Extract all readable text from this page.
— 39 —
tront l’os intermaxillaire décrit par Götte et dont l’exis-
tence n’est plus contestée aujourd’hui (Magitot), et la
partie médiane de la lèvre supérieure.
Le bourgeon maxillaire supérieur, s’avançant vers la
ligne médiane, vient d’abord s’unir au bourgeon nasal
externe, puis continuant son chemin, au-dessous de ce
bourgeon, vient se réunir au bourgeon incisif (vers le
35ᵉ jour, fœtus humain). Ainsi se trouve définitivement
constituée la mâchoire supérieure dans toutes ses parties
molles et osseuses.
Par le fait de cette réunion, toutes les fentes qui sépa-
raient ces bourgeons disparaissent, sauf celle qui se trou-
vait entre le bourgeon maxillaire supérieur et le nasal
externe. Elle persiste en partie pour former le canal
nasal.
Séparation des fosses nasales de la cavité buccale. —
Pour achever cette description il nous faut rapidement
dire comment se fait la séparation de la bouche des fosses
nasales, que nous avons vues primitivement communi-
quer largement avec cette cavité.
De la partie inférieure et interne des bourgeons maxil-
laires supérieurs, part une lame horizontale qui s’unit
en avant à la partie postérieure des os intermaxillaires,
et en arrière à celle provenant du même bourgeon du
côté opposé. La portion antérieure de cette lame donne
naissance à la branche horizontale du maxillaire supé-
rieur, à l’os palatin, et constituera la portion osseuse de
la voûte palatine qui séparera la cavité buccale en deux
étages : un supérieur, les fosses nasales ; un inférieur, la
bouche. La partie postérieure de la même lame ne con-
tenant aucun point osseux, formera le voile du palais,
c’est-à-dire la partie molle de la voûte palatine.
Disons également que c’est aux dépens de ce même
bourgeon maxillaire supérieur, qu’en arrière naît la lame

==

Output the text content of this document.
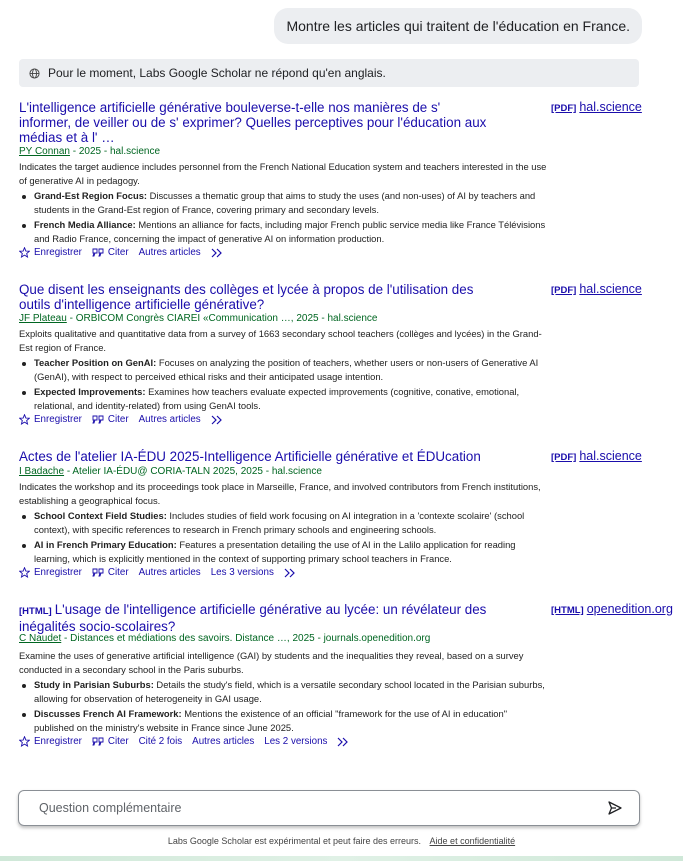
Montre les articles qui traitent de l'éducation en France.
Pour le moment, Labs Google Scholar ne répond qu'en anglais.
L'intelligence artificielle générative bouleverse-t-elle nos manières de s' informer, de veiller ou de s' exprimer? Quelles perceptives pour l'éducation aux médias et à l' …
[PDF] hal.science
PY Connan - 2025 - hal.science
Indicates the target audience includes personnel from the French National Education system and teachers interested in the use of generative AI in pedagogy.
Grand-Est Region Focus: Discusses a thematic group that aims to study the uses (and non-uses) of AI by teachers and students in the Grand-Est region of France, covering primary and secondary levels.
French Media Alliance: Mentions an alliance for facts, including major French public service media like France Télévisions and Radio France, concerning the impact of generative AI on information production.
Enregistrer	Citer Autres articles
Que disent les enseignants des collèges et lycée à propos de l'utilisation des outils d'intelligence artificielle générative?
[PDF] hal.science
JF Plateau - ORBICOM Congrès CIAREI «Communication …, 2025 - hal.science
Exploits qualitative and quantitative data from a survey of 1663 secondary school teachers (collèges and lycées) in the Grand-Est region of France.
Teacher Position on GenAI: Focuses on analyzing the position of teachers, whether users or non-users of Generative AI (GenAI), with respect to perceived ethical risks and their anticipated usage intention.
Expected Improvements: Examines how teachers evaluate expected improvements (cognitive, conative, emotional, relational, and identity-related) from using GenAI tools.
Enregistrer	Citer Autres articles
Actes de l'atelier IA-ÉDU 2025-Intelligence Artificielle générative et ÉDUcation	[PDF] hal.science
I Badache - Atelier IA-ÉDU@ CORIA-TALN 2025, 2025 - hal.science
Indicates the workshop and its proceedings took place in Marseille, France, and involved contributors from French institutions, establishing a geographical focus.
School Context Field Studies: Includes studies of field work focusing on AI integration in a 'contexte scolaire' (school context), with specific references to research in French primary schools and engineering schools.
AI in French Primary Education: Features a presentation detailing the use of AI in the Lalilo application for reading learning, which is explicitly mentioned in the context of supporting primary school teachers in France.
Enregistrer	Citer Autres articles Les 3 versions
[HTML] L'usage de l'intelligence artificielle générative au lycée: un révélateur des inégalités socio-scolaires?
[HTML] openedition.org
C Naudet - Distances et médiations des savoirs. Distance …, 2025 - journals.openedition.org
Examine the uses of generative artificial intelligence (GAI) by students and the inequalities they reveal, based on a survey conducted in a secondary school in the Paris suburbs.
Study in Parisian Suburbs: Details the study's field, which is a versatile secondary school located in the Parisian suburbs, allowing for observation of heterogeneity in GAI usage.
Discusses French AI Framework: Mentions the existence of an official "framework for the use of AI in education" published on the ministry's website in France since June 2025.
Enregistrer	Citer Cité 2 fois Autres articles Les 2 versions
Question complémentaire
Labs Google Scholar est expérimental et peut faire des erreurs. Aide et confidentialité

DIRECTIONS FOR THIS TASK :: Show each line holding the word "collèges".

EXERCISE SOLUTION ::
Que disent les enseignants des collèges et lycée à propos de l'utilisation des outils d'intelligence artificielle générative?
Exploits qualitative and quantitative data from a survey of 1663 secondary school teachers (collèges and lycées) in the Grand-Est region of France.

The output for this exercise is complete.